[Work to be completed] Track down each line that has the word "text" and copy it.

[Provided information]
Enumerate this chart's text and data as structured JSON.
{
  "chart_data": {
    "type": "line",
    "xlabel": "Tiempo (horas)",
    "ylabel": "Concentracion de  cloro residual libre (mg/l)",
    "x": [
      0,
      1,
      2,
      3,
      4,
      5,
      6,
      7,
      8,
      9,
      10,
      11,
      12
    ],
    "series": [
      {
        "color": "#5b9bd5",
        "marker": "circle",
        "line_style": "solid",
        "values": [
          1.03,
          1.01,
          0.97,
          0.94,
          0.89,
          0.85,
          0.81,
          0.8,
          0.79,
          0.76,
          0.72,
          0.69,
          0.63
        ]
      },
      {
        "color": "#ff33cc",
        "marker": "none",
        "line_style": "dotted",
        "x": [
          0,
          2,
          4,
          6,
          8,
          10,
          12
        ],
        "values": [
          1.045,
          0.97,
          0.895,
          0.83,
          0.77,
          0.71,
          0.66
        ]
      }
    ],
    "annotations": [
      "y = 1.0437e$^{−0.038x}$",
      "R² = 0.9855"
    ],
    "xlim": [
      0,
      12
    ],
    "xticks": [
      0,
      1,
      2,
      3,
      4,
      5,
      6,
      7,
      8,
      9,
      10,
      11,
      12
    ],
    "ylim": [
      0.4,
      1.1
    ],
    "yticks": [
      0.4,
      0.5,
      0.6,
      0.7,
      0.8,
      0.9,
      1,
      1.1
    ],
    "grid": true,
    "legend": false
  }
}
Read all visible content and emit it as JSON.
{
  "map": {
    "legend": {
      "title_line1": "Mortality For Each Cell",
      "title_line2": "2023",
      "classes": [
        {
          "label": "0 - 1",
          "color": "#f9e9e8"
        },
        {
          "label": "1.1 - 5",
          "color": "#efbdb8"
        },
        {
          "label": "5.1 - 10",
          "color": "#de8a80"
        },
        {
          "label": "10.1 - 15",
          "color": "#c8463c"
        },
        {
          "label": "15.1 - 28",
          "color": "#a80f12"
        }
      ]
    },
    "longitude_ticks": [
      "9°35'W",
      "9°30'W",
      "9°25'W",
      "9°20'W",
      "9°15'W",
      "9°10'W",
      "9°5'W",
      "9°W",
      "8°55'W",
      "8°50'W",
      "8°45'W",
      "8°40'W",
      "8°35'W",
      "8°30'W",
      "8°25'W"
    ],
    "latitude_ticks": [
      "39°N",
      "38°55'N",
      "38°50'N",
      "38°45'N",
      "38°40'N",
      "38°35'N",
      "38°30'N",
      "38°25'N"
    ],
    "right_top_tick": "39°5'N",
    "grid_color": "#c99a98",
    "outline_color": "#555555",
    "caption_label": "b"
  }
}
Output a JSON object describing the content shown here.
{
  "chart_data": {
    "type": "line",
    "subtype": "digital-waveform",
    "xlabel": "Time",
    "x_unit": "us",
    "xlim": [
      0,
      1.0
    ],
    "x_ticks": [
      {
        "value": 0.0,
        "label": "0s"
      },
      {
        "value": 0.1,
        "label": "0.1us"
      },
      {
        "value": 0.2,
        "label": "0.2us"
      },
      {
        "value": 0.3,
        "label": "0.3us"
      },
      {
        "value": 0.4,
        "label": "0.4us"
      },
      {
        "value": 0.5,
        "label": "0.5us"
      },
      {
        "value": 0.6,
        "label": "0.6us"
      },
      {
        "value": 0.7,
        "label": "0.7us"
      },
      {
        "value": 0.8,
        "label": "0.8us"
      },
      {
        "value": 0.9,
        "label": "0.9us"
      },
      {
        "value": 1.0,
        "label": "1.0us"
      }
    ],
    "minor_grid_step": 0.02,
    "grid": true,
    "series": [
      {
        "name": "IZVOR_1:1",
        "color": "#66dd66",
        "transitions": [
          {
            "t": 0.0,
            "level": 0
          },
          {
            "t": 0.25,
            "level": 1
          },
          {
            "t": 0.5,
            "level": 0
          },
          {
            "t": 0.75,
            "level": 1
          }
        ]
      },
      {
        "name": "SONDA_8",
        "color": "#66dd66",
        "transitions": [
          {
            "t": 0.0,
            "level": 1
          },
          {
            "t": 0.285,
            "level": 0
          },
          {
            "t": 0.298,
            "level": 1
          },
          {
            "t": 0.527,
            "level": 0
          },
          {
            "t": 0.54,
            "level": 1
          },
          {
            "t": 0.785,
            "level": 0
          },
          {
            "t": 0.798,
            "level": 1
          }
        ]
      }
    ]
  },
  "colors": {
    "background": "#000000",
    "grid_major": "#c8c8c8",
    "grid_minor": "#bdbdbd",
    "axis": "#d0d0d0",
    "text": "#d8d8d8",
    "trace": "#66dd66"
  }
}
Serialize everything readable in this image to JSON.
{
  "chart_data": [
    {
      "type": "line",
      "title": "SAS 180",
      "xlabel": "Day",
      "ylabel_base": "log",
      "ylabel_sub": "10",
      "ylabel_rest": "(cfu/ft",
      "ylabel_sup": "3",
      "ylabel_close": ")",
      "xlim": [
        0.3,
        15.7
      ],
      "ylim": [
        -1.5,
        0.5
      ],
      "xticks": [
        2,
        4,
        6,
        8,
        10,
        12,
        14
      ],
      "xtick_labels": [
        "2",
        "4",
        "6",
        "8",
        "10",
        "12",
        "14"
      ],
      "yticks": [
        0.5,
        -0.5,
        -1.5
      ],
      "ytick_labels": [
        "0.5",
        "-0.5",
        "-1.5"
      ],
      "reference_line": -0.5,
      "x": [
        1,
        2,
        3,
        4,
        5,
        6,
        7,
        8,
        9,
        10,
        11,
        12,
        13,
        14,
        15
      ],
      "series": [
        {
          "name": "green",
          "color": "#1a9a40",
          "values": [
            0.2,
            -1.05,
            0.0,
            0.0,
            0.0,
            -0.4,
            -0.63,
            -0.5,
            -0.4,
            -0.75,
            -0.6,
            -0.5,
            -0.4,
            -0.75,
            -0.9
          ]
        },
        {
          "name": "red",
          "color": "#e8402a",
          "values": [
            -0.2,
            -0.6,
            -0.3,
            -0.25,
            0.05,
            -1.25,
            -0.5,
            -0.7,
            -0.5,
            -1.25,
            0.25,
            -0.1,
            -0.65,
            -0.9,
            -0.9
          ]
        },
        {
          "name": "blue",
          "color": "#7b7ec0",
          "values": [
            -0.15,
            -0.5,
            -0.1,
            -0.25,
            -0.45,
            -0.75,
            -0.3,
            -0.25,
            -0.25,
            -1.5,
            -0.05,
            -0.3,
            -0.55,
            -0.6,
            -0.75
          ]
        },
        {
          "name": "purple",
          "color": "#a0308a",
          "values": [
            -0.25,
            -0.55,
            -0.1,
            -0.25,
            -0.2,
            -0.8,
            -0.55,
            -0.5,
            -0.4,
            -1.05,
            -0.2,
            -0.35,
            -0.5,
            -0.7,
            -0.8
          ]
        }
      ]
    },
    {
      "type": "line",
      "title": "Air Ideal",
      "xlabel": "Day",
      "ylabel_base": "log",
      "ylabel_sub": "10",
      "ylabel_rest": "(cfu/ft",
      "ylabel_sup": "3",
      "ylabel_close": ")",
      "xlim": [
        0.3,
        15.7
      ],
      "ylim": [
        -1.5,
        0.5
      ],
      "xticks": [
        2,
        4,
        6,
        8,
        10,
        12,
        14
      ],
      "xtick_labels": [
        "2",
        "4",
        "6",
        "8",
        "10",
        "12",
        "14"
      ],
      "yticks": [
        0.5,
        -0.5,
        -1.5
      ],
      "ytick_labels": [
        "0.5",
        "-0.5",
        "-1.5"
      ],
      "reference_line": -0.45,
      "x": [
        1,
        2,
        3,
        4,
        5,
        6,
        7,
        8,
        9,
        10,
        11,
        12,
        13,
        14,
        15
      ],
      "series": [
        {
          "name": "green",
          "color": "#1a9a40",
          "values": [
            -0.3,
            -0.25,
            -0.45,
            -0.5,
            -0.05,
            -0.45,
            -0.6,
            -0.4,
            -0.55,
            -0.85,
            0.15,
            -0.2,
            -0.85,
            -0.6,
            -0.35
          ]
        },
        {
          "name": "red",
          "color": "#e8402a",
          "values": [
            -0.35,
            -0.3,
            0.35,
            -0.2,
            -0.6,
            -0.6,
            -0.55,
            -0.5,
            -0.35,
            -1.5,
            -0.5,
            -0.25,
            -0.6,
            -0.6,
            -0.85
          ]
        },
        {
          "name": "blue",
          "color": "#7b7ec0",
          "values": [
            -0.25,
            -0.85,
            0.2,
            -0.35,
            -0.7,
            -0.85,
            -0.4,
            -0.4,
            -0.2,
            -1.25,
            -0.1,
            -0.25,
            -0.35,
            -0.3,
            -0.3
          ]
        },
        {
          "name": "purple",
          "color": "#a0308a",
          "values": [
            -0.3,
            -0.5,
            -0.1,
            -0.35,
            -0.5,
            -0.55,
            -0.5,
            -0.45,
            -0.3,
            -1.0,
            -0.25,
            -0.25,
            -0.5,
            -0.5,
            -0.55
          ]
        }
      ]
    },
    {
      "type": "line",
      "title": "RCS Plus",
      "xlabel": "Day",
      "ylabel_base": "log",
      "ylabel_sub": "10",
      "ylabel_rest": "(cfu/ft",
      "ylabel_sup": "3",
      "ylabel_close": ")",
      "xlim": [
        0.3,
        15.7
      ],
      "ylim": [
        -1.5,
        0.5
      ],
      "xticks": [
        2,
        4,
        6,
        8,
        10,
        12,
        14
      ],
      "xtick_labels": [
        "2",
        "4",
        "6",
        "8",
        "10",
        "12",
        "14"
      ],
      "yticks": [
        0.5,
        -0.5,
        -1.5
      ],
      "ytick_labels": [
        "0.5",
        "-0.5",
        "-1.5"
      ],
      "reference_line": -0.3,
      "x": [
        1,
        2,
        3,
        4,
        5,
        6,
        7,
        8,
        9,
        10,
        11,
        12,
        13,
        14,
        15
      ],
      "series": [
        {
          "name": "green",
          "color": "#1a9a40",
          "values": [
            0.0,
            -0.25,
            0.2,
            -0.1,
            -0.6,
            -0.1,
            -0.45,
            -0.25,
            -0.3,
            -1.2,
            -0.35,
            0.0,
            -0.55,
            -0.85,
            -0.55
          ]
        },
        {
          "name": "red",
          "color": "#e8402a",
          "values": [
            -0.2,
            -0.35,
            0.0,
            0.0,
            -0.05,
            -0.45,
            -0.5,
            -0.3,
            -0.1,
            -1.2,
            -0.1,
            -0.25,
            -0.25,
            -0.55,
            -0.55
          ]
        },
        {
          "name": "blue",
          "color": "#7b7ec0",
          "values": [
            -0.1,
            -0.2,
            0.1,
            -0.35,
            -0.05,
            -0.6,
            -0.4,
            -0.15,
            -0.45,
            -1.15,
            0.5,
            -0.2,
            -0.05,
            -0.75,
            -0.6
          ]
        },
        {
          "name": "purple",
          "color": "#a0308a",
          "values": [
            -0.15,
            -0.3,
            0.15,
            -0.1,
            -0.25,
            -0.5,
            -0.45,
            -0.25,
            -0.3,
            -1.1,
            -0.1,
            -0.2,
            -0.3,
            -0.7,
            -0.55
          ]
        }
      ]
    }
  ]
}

[Final result]
Enumerate this chart's text and data as structured JSON.
    "text": "#d8d8d8",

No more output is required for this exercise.